** Start of Input rows **

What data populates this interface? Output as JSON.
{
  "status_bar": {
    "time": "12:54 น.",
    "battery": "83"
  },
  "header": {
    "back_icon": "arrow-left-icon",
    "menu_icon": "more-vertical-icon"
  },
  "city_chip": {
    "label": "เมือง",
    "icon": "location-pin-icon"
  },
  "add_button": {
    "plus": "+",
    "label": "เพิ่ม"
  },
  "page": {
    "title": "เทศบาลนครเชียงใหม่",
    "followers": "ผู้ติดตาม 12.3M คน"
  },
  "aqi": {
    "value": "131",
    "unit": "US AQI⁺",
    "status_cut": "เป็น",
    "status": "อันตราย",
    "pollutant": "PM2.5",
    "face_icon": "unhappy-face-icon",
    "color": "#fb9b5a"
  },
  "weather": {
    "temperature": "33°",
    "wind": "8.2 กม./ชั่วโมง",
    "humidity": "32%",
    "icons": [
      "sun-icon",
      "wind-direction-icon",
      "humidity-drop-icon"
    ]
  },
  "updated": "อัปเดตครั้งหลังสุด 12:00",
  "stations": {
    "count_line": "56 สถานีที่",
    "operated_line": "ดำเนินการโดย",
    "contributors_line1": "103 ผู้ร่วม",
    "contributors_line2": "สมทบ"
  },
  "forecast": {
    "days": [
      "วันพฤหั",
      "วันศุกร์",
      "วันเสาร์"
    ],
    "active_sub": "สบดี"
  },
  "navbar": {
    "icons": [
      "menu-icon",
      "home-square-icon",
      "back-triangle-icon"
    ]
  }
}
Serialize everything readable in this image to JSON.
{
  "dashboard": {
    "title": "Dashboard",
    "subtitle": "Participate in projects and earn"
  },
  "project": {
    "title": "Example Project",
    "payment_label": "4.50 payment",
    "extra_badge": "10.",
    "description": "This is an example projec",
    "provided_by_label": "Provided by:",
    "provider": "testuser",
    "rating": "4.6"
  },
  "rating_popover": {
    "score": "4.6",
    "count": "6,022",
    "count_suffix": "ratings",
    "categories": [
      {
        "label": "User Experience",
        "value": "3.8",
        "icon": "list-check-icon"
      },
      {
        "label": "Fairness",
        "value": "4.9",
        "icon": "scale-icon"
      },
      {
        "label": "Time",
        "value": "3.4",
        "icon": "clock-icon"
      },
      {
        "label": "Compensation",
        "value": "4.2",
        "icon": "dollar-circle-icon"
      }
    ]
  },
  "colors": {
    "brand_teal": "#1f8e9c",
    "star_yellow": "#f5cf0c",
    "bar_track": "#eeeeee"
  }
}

** End of Input rows **

### Goal
Read through the data and copy every line where "JSON" shows up.

### Result of the task
What data populates this interface? Output as JSON.
Serialize everything readable in this image to JSON.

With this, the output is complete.